Answer with one number: how many lines hold "volume".

Dataset records:
--------

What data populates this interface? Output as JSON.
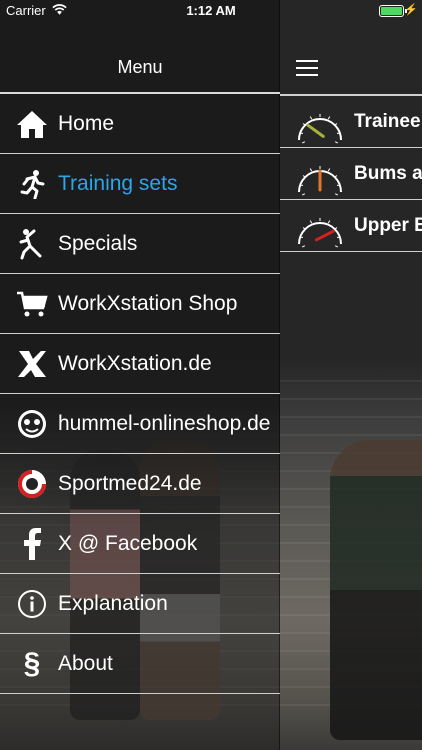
{
  "status_bar": {
    "carrier": "Carrier",
    "time": "1:12 AM",
    "battery_level": 1.0,
    "battery_color": "#4cd964"
  },
  "menu": {
    "title": "Menu",
    "active_color": "#2da5e6",
    "items": [
      {
        "label": "Home",
        "icon": "home-icon"
      },
      {
        "label": "Training sets",
        "icon": "running-person-icon",
        "active": true
      },
      {
        "label": "Specials",
        "icon": "kicking-person-icon"
      },
      {
        "label": "WorkXstation Shop",
        "icon": "shopping-cart-icon"
      },
      {
        "label": "WorkXstation.de",
        "icon": "workxstation-logo-icon"
      },
      {
        "label": "hummel-onlineshop.de",
        "icon": "hummel-logo-icon"
      },
      {
        "label": "Sportmed24.de",
        "icon": "sportmed-logo-icon"
      },
      {
        "label": "X @ Facebook",
        "icon": "facebook-icon"
      },
      {
        "label": "Explanation",
        "icon": "info-icon"
      },
      {
        "label": "About",
        "icon": "section-sign-icon"
      }
    ]
  },
  "training_plans": [
    {
      "label": "Trainee",
      "gauge_color": "#a8b238",
      "gauge_level": 0.2
    },
    {
      "label": "Bums a",
      "gauge_color": "#e0762a",
      "gauge_level": 0.5
    },
    {
      "label": "Upper B",
      "gauge_color": "#d42020",
      "gauge_level": 0.85
    }
  ]
}
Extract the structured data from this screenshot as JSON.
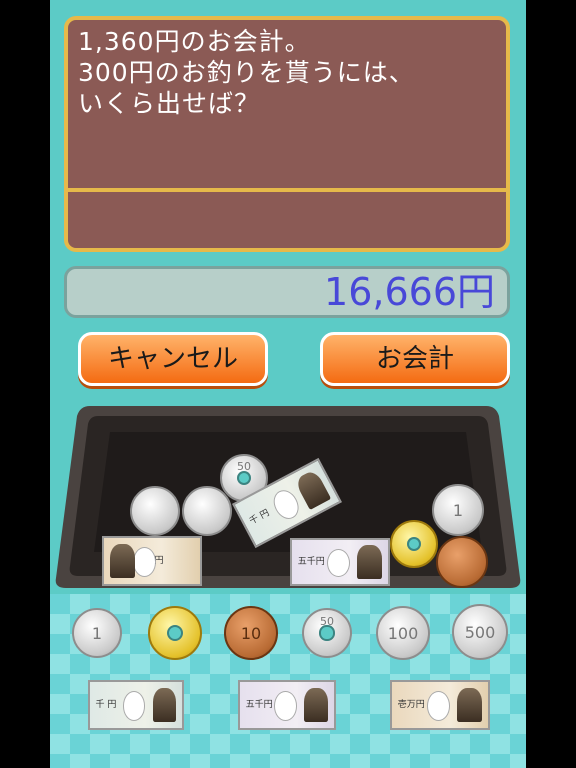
{
  "question": {
    "text": "1,360円のお会計。\n300円のお釣りを貰うには、\nいくら出せば？",
    "answer": ""
  },
  "amount_display": "16,666円",
  "buttons": {
    "cancel": "キャンセル",
    "pay": "お会計"
  },
  "tray_money": {
    "coin_1": "1",
    "coin_50": "50",
    "bill_1000_label": "千 円",
    "bill_5000_label": "五千円",
    "bill_10000_label": "壱万円"
  },
  "palette": {
    "coins": [
      {
        "name": "coin-1-yen",
        "label": "1"
      },
      {
        "name": "coin-5-yen",
        "label": ""
      },
      {
        "name": "coin-10-yen",
        "label": "10"
      },
      {
        "name": "coin-50-yen",
        "label": "50"
      },
      {
        "name": "coin-100-yen",
        "label": "100"
      },
      {
        "name": "coin-500-yen",
        "label": "500"
      }
    ],
    "bills": [
      {
        "name": "bill-1000-yen",
        "label": "千 円"
      },
      {
        "name": "bill-5000-yen",
        "label": "五千円"
      },
      {
        "name": "bill-10000-yen",
        "label": "壱万円"
      }
    ]
  },
  "colors": {
    "background": "#5ccbc6",
    "question_box": "#8b5a55",
    "question_border": "#e6b94a",
    "amount_text": "#4848d8",
    "button": "#f46b12"
  }
}
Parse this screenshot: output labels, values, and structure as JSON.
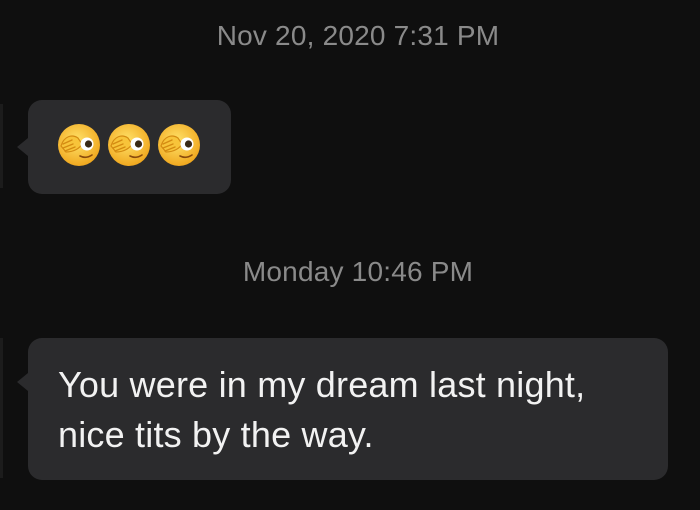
{
  "thread": {
    "messages": [
      {
        "timestamp": "Nov 20, 2020 7:31 PM",
        "emojis": [
          "face-peeking-icon",
          "face-peeking-icon",
          "face-peeking-icon"
        ]
      },
      {
        "timestamp": "Monday 10:46 PM",
        "text_line1": "You were in my dream last night,",
        "text_line2": "nice tits by the way."
      }
    ]
  },
  "colors": {
    "background": "#0f0f0f",
    "bubble": "#2b2b2d",
    "timestamp_text": "#8a8a8a",
    "message_text": "#f2f2f2",
    "emoji_face": "#f5c233"
  }
}
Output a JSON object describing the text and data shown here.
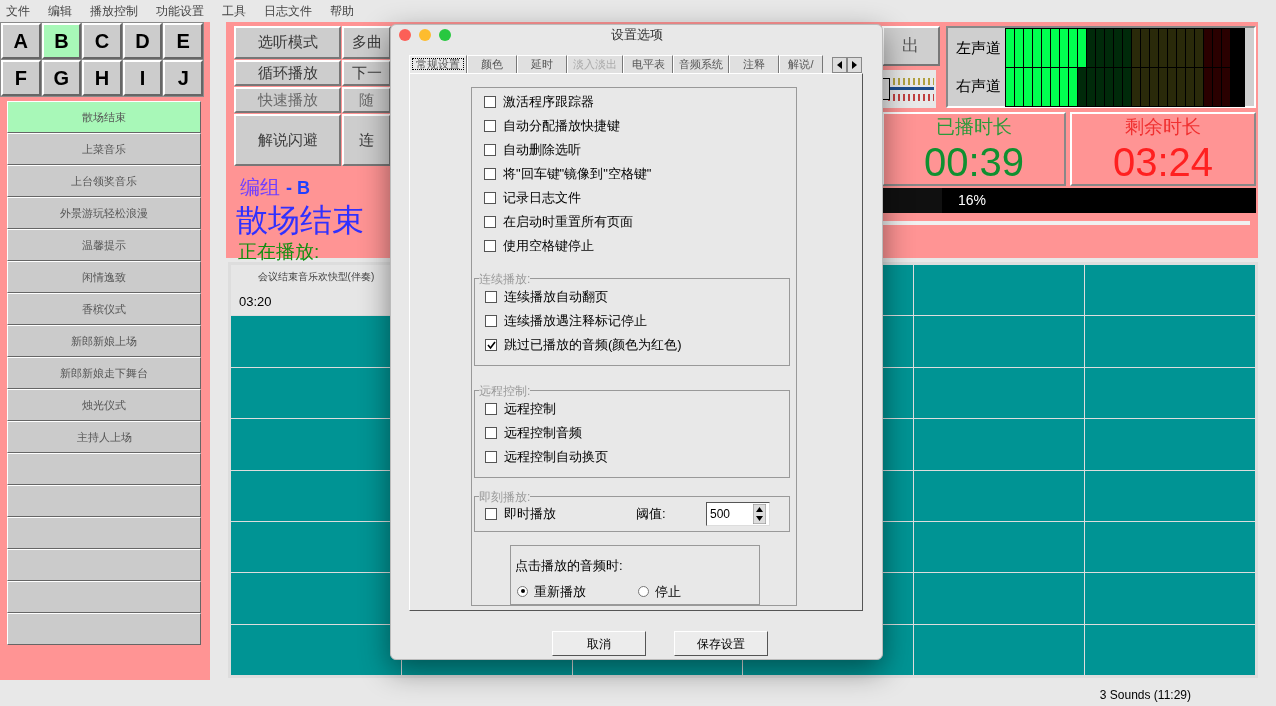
{
  "menu": [
    "文件",
    "编辑",
    "播放控制",
    "功能设置",
    "工具",
    "日志文件",
    "帮助"
  ],
  "groups": [
    {
      "label": "A",
      "selected": false
    },
    {
      "label": "B",
      "selected": true
    },
    {
      "label": "C",
      "selected": false
    },
    {
      "label": "D",
      "selected": false
    },
    {
      "label": "E",
      "selected": false
    },
    {
      "label": "F",
      "selected": false
    },
    {
      "label": "G",
      "selected": false
    },
    {
      "label": "H",
      "selected": false
    },
    {
      "label": "I",
      "selected": false
    },
    {
      "label": "J",
      "selected": false
    }
  ],
  "playlist": [
    {
      "label": "散场结束",
      "selected": true
    },
    {
      "label": "上菜音乐",
      "selected": false
    },
    {
      "label": "上台领奖音乐",
      "selected": false
    },
    {
      "label": "外景游玩轻松浪漫",
      "selected": false
    },
    {
      "label": "温馨提示",
      "selected": false
    },
    {
      "label": "闲情逸致",
      "selected": false
    },
    {
      "label": "香槟仪式",
      "selected": false
    },
    {
      "label": "新郎新娘上场",
      "selected": false
    },
    {
      "label": "新郎新娘走下舞台",
      "selected": false
    },
    {
      "label": "烛光仪式",
      "selected": false
    },
    {
      "label": "主持人上场",
      "selected": false
    }
  ],
  "controls": [
    {
      "label": "选听模式",
      "disabled": false
    },
    {
      "label": "多曲",
      "disabled": false
    },
    {
      "label": "循环播放",
      "disabled": false
    },
    {
      "label": "下一",
      "disabled": false
    },
    {
      "label": "快速播放",
      "disabled": true
    },
    {
      "label": "随",
      "disabled": true
    },
    {
      "label": "解说闪避",
      "disabled": false
    },
    {
      "label": "连",
      "disabled": false
    }
  ],
  "now_playing": {
    "group_label": "编组",
    "group_name": "- B",
    "title": "散场结束",
    "status": "正在播放:"
  },
  "exit_button": "出",
  "volume": {
    "level": 0
  },
  "meters": [
    {
      "label": "左声道",
      "level": 0.36
    },
    {
      "label": "右声道",
      "level": 0.32
    }
  ],
  "elapsed": {
    "label": "已播时长",
    "time": "00:39"
  },
  "remaining": {
    "label": "剩余时长",
    "time": "03:24"
  },
  "progress": {
    "text": "16%",
    "level": 0.16
  },
  "cues": [
    {
      "title": "会议结束音乐欢快型(伴奏)",
      "duration": "03:20"
    }
  ],
  "status_bar": "3 Sounds (11:29)",
  "dialog": {
    "title": "设置选项",
    "tabs": [
      {
        "label": "常规设置",
        "selected": true,
        "disabled": false
      },
      {
        "label": "颜色",
        "selected": false,
        "disabled": false
      },
      {
        "label": "延时",
        "selected": false,
        "disabled": false
      },
      {
        "label": "淡入淡出",
        "selected": false,
        "disabled": true
      },
      {
        "label": "电平表",
        "selected": false,
        "disabled": false
      },
      {
        "label": "音频系统",
        "selected": false,
        "disabled": false
      },
      {
        "label": "注释",
        "selected": false,
        "disabled": false
      },
      {
        "label": "解说/",
        "selected": false,
        "disabled": false
      }
    ],
    "options": [
      {
        "label": "激活程序跟踪器",
        "checked": false
      },
      {
        "label": "自动分配播放快捷键",
        "checked": false
      },
      {
        "label": "自动删除选听",
        "checked": false
      },
      {
        "label": "将\"回车键\"镜像到\"空格键\"",
        "checked": false
      },
      {
        "label": "记录日志文件",
        "checked": false
      },
      {
        "label": "在启动时重置所有页面",
        "checked": false
      },
      {
        "label": "使用空格键停止",
        "checked": false
      }
    ],
    "sections": [
      {
        "label": "连续播放:",
        "options": [
          {
            "label": "连续播放自动翻页",
            "checked": false
          },
          {
            "label": "连续播放遇注释标记停止",
            "checked": false
          },
          {
            "label": "跳过已播放的音频(颜色为红色)",
            "checked": true
          }
        ]
      },
      {
        "label": "远程控制:",
        "options": [
          {
            "label": "远程控制",
            "checked": false
          },
          {
            "label": "远程控制音频",
            "checked": false
          },
          {
            "label": "远程控制自动换页",
            "checked": false
          }
        ]
      }
    ],
    "instant": {
      "label": "即刻播放:",
      "option": {
        "label": "即时播放",
        "checked": false
      },
      "threshold_label": "阈值:",
      "threshold": "500"
    },
    "click_action": {
      "label": "点击播放的音频时:",
      "choices": [
        {
          "label": "重新播放",
          "selected": true
        },
        {
          "label": "停止",
          "selected": false
        }
      ]
    },
    "buttons": [
      "取消",
      "保存设置"
    ]
  }
}
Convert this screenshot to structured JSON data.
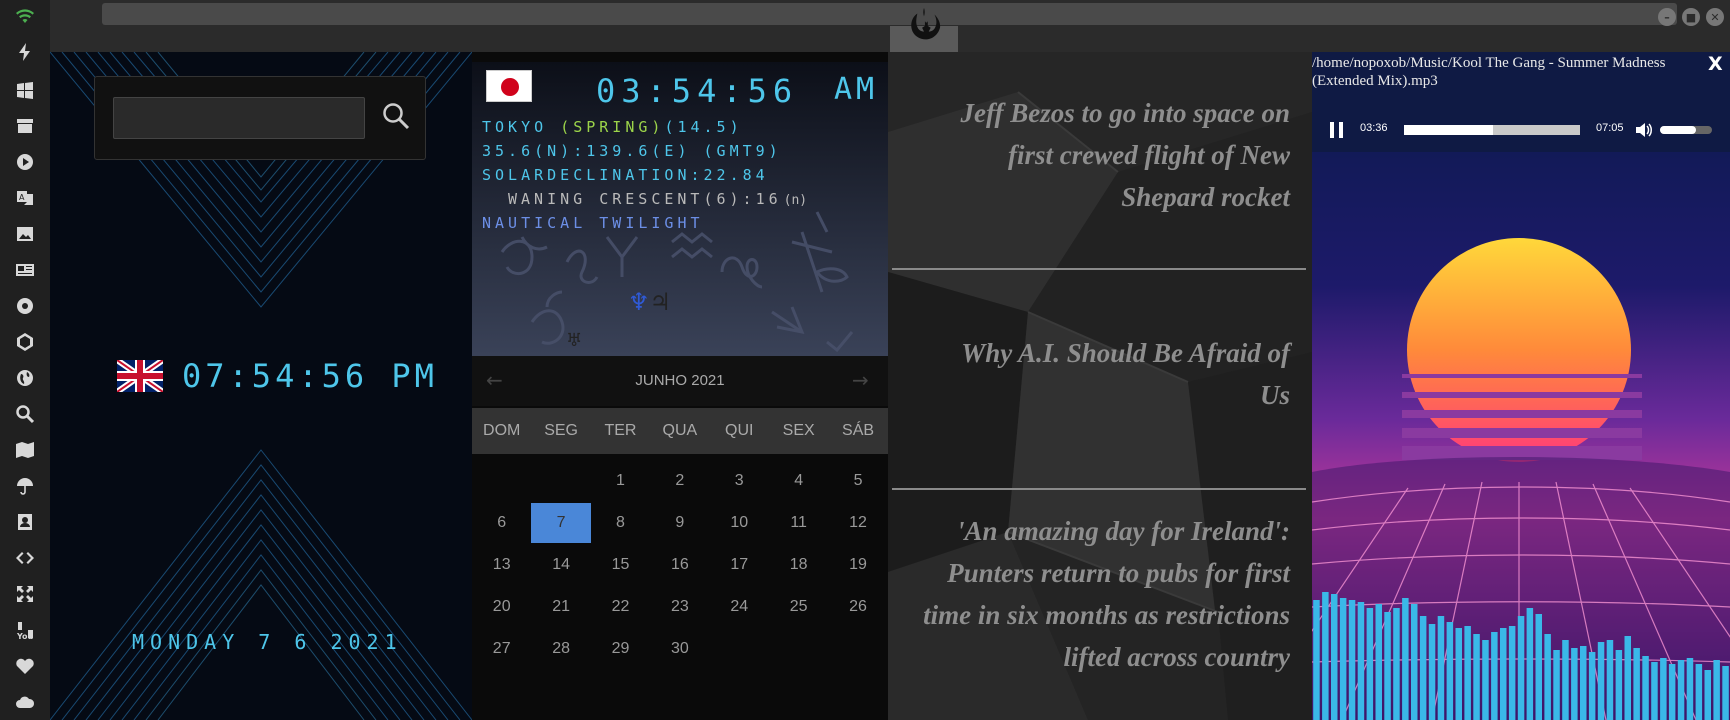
{
  "sidebar": {
    "icons": [
      "wifi-icon",
      "power-icon",
      "windows-icon",
      "archive-icon",
      "play-icon",
      "translate-icon",
      "image-icon",
      "newspaper-icon",
      "settings-icon",
      "hexagon-icon",
      "globe-icon",
      "search-icon",
      "map-icon",
      "umbrella-icon",
      "contacts-icon",
      "code-icon",
      "expand-icon",
      "youtube-icon",
      "heart-icon",
      "cloud-icon"
    ]
  },
  "uk_clock": {
    "time": "07:54:56 PM",
    "date": "MONDAY 7 6 2021",
    "search_placeholder": ""
  },
  "tokyo": {
    "time": "03:54:56",
    "ampm": "AM",
    "location_prefix": "TOKYO ",
    "season": "(SPRING)",
    "temp": "(14.5)",
    "coords": "35.6(N):139.6(E) (GMT9)",
    "declination": "SOLARDECLINATION:22.84",
    "moon": "WANING CRESCENT(6):16",
    "moon_suffix": "(n)",
    "twilight": "NAUTICAL TWILIGHT",
    "planets": [
      "♆",
      "♃"
    ],
    "uranus": "♅"
  },
  "calendar": {
    "month": "JUNHO 2021",
    "prev": "←",
    "next": "→",
    "weekdays": [
      "DOM",
      "SEG",
      "TER",
      "QUA",
      "QUI",
      "SEX",
      "SÁB"
    ],
    "leading_blanks": 2,
    "days": [
      "1",
      "2",
      "3",
      "4",
      "5",
      "6",
      "7",
      "8",
      "9",
      "10",
      "11",
      "12",
      "13",
      "14",
      "15",
      "16",
      "17",
      "18",
      "19",
      "20",
      "21",
      "22",
      "23",
      "24",
      "25",
      "26",
      "27",
      "28",
      "29",
      "30"
    ],
    "selected": "7"
  },
  "news": {
    "items": [
      "Jeff Bezos to go into space on first crewed flight of New Shepard rocket",
      "Why A.I. Should Be Afraid of Us",
      "'An amazing day for Ireland': Punters return to pubs for first time in six months as restrictions lifted across country"
    ]
  },
  "player": {
    "title": "/home/nopoxob/Music/Kool The Gang - Summer Madness (Extended Mix).mp3",
    "current": "03:36",
    "duration": "07:05",
    "progress": 0.508,
    "volume": 0.7,
    "close": "X"
  }
}
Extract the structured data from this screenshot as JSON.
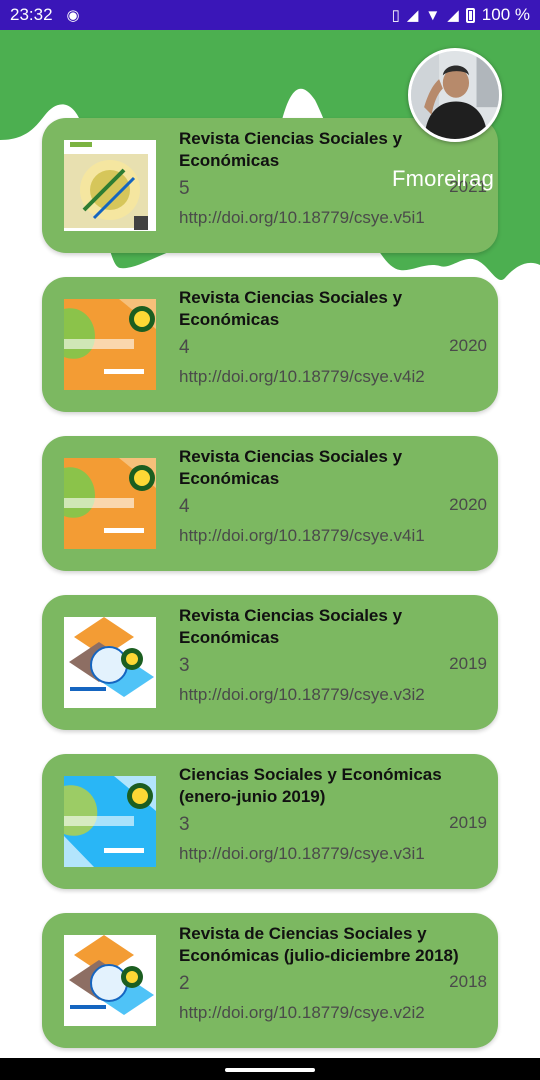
{
  "status_bar": {
    "time": "23:32",
    "notification_icon": "game-controller-icon",
    "right_icons": [
      "vibrate-icon",
      "signal-icon",
      "wifi-icon",
      "no-sim-icon",
      "battery-icon"
    ],
    "battery": "100 %"
  },
  "user": {
    "name": "Fmoreirag",
    "avatar_icon": "profile-photo"
  },
  "colors": {
    "status_bar": "#3a16b8",
    "header_green": "#4caf50",
    "card_green": "#7cb861"
  },
  "issues": [
    {
      "title": "Revista Ciencias Sociales y Económicas",
      "volume": "5",
      "year": "2021",
      "doi": "http://doi.org/10.18779/csye.v5i1"
    },
    {
      "title": "Revista Ciencias Sociales y Económicas",
      "volume": "4",
      "year": "2020",
      "doi": "http://doi.org/10.18779/csye.v4i2"
    },
    {
      "title": "Revista Ciencias Sociales y Económicas",
      "volume": "4",
      "year": "2020",
      "doi": "http://doi.org/10.18779/csye.v4i1"
    },
    {
      "title": "Revista Ciencias Sociales y Económicas",
      "volume": "3",
      "year": "2019",
      "doi": "http://doi.org/10.18779/csye.v3i2"
    },
    {
      "title": "Ciencias Sociales y Económicas (enero-junio 2019)",
      "volume": "3",
      "year": "2019",
      "doi": "http://doi.org/10.18779/csye.v3i1"
    },
    {
      "title": "Revista de Ciencias Sociales y Económicas (julio-diciembre 2018)",
      "volume": "2",
      "year": "2018",
      "doi": "http://doi.org/10.18779/csye.v2i2"
    }
  ]
}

--------

RESULT:
8